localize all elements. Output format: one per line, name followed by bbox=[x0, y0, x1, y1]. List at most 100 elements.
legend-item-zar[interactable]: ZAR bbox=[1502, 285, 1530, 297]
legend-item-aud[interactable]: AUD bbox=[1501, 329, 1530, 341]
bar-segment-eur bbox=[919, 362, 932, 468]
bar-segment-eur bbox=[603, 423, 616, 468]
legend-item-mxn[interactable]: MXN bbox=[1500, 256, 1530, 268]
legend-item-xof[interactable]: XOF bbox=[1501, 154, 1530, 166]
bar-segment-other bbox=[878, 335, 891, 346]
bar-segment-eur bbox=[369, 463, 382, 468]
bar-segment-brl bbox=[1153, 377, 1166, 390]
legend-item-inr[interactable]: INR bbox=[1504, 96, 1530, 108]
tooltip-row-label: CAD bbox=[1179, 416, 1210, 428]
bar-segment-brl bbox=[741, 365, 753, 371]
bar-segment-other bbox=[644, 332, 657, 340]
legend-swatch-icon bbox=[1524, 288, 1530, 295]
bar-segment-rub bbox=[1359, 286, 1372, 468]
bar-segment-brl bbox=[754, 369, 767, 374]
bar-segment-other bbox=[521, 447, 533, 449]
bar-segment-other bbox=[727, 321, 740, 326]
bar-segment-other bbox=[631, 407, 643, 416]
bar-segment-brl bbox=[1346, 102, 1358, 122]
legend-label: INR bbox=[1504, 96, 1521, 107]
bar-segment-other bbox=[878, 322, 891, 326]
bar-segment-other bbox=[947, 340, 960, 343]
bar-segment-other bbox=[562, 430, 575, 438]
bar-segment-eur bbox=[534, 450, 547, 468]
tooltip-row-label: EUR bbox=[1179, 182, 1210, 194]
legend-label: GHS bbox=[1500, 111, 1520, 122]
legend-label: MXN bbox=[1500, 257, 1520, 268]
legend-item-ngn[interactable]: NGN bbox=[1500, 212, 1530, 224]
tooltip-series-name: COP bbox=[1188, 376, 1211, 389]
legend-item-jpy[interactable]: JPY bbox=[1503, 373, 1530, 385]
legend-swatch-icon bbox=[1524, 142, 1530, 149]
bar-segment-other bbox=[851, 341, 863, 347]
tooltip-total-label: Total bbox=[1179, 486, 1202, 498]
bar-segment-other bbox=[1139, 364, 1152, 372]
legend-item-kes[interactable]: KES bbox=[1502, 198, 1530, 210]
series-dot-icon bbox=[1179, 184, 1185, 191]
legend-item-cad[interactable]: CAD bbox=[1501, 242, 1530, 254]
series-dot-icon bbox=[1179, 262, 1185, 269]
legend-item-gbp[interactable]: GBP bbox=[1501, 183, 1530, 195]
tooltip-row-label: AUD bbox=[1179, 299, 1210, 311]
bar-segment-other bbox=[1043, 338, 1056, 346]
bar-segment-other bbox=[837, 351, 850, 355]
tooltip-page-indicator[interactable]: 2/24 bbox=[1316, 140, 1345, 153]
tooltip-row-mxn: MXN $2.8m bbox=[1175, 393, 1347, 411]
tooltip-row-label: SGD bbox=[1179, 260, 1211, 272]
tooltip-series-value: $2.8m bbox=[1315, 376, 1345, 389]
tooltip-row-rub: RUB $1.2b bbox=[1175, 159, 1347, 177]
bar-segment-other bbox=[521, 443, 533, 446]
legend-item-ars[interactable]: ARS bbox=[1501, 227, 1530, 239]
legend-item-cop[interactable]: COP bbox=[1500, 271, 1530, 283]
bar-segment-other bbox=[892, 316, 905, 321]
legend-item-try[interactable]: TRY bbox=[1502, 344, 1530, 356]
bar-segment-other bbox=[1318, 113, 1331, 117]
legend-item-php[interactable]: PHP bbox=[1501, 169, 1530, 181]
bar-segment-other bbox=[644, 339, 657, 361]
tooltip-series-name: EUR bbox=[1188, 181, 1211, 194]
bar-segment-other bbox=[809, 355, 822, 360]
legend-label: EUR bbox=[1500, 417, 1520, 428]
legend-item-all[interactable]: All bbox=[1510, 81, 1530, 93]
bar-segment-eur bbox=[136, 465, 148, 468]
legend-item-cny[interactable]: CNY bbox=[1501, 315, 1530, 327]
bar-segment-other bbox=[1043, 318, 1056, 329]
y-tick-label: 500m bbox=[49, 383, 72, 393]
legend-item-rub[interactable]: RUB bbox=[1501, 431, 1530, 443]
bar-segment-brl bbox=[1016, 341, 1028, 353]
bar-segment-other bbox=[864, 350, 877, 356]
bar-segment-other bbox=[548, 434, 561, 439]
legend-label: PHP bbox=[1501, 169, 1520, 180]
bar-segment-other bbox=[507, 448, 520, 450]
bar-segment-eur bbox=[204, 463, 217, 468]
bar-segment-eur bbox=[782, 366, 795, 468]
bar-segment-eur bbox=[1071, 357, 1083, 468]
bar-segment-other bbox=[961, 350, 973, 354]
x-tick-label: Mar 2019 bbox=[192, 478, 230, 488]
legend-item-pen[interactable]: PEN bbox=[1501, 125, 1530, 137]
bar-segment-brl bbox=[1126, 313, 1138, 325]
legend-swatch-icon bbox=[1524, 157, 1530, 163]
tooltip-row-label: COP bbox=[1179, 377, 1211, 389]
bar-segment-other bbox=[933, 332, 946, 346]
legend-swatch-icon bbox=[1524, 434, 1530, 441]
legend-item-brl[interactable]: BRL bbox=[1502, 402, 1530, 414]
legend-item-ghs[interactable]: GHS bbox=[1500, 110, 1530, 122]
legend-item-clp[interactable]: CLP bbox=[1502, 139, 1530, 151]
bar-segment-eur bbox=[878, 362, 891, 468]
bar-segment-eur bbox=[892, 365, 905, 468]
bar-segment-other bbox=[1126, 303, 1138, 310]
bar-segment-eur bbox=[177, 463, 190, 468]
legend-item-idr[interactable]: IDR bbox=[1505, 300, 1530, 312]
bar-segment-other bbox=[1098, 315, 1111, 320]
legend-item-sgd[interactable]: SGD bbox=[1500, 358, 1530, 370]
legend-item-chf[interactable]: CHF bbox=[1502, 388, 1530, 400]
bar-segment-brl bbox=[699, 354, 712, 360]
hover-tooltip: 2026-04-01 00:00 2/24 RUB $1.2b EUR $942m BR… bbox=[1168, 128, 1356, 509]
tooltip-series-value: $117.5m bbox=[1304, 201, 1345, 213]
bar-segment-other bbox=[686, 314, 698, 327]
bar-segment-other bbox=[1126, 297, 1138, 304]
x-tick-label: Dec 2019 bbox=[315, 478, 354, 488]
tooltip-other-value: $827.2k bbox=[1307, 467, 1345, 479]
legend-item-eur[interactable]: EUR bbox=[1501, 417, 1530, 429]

TASK >>
Reproduce the listing above word for word, from its first line through its last.

REPLY >>
localize all elements. Output format: one per line, name followed by bbox=[x0, y0, x1, y1]. List at most 100 elements.
legend-item-zar[interactable]: ZAR bbox=[1502, 285, 1530, 297]
legend-item-aud[interactable]: AUD bbox=[1501, 329, 1530, 341]
bar-segment-eur bbox=[919, 362, 932, 468]
bar-segment-eur bbox=[603, 423, 616, 468]
legend-item-mxn[interactable]: MXN bbox=[1500, 256, 1530, 268]
legend-item-xof[interactable]: XOF bbox=[1501, 154, 1530, 166]
bar-segment-other bbox=[878, 335, 891, 346]
bar-segment-eur bbox=[369, 463, 382, 468]
bar-segment-brl bbox=[1153, 377, 1166, 390]
legend-item-inr[interactable]: INR bbox=[1504, 96, 1530, 108]
tooltip-row-label: CAD bbox=[1179, 416, 1210, 428]
bar-segment-brl bbox=[741, 365, 753, 371]
bar-segment-other bbox=[644, 332, 657, 340]
legend-swatch-icon bbox=[1524, 288, 1530, 295]
bar-segment-rub bbox=[1359, 286, 1372, 468]
bar-segment-brl bbox=[754, 369, 767, 374]
bar-segment-other bbox=[521, 447, 533, 449]
bar-segment-other bbox=[727, 321, 740, 326]
bar-segment-other bbox=[631, 407, 643, 416]
bar-segment-brl bbox=[1346, 102, 1358, 122]
legend-label: INR bbox=[1504, 96, 1521, 107]
bar-segment-other bbox=[878, 322, 891, 326]
bar-segment-other bbox=[947, 340, 960, 343]
bar-segment-other bbox=[562, 430, 575, 438]
bar-segment-eur bbox=[534, 450, 547, 468]
tooltip-row-label: EUR bbox=[1179, 182, 1210, 194]
legend-label: GHS bbox=[1500, 111, 1520, 122]
legend-label: MXN bbox=[1500, 257, 1520, 268]
legend-item-ngn[interactable]: NGN bbox=[1500, 212, 1530, 224]
tooltip-series-name: COP bbox=[1188, 376, 1211, 389]
legend-item-jpy[interactable]: JPY bbox=[1503, 373, 1530, 385]
legend-swatch-icon bbox=[1524, 142, 1530, 149]
bar-segment-other bbox=[851, 341, 863, 347]
tooltip-total-label: Total bbox=[1179, 486, 1202, 498]
bar-segment-other bbox=[1139, 364, 1152, 372]
legend-item-kes[interactable]: KES bbox=[1502, 198, 1530, 210]
series-dot-icon bbox=[1179, 184, 1185, 191]
legend-item-cad[interactable]: CAD bbox=[1501, 242, 1530, 254]
series-dot-icon bbox=[1179, 262, 1185, 269]
legend-item-gbp[interactable]: GBP bbox=[1501, 183, 1530, 195]
tooltip-row-label: AUD bbox=[1179, 299, 1210, 311]
bar-segment-other bbox=[1043, 338, 1056, 346]
bar-segment-other bbox=[837, 351, 850, 355]
tooltip-page-indicator[interactable]: 2/24 bbox=[1316, 140, 1345, 153]
tooltip-row-mxn: MXN $2.8m bbox=[1175, 393, 1347, 411]
tooltip-row-label: SGD bbox=[1179, 260, 1211, 272]
tooltip-series-value: $2.8m bbox=[1315, 376, 1345, 389]
tooltip-row-rub: RUB $1.2b bbox=[1175, 159, 1347, 177]
bar-segment-other bbox=[521, 443, 533, 446]
legend-item-ars[interactable]: ARS bbox=[1501, 227, 1530, 239]
legend-item-cop[interactable]: COP bbox=[1500, 271, 1530, 283]
bar-segment-other bbox=[892, 316, 905, 321]
legend-item-try[interactable]: TRY bbox=[1502, 344, 1530, 356]
bar-segment-other bbox=[1318, 113, 1331, 117]
legend-item-php[interactable]: PHP bbox=[1501, 169, 1530, 181]
bar-segment-other bbox=[644, 339, 657, 361]
tooltip-series-name: EUR bbox=[1188, 181, 1211, 194]
bar-segment-other bbox=[809, 355, 822, 360]
legend-label: EUR bbox=[1500, 417, 1520, 428]
legend-item-all[interactable]: All bbox=[1510, 81, 1530, 93]
bar-segment-eur bbox=[136, 465, 148, 468]
legend-item-cny[interactable]: CNY bbox=[1501, 315, 1530, 327]
bar-segment-other bbox=[1043, 318, 1056, 329]
y-tick-label: 500m bbox=[49, 383, 72, 393]
legend-item-rub[interactable]: RUB bbox=[1501, 431, 1530, 443]
bar-segment-brl bbox=[1016, 341, 1028, 353]
bar-segment-other bbox=[864, 350, 877, 356]
bar-segment-other bbox=[548, 434, 561, 439]
legend-label: PHP bbox=[1501, 169, 1520, 180]
bar-segment-other bbox=[507, 448, 520, 450]
bar-segment-eur bbox=[204, 463, 217, 468]
bar-segment-eur bbox=[782, 366, 795, 468]
bar-segment-eur bbox=[1071, 357, 1083, 468]
bar-segment-other bbox=[961, 350, 973, 354]
x-tick-label: Mar 2019 bbox=[192, 478, 230, 488]
legend-item-pen[interactable]: PEN bbox=[1501, 125, 1530, 137]
bar-segment-brl bbox=[1126, 313, 1138, 325]
legend-swatch-icon bbox=[1524, 157, 1530, 163]
tooltip-row-label: COP bbox=[1179, 377, 1211, 389]
bar-segment-other bbox=[933, 332, 946, 346]
legend-swatch-icon bbox=[1524, 434, 1530, 441]
legend-item-brl[interactable]: BRL bbox=[1502, 402, 1530, 414]
legend-item-ghs[interactable]: GHS bbox=[1500, 110, 1530, 122]
legend-item-clp[interactable]: CLP bbox=[1502, 139, 1530, 151]
bar-segment-eur bbox=[878, 362, 891, 468]
bar-segment-eur bbox=[892, 365, 905, 468]
bar-segment-other bbox=[1126, 303, 1138, 310]
bar-segment-eur bbox=[177, 463, 190, 468]
legend-item-idr[interactable]: IDR bbox=[1505, 300, 1530, 312]
bar-segment-other bbox=[1098, 315, 1111, 320]
legend-item-sgd[interactable]: SGD bbox=[1500, 358, 1530, 370]
legend-item-chf[interactable]: CHF bbox=[1502, 388, 1530, 400]
bar-segment-brl bbox=[699, 354, 712, 360]
hover-tooltip: 2026-04-01 00:00 2/24 RUB $1.2b EUR $942m BR… bbox=[1168, 128, 1356, 509]
tooltip-series-value: $117.5m bbox=[1304, 201, 1345, 213]
bar-segment-other bbox=[686, 314, 698, 327]
bar-segment-other bbox=[1126, 297, 1138, 304]
x-tick-label: Dec 2019 bbox=[315, 478, 354, 488]
tooltip-other-value: $827.2k bbox=[1307, 467, 1345, 479]
legend-item-eur[interactable]: EUR bbox=[1501, 417, 1530, 429]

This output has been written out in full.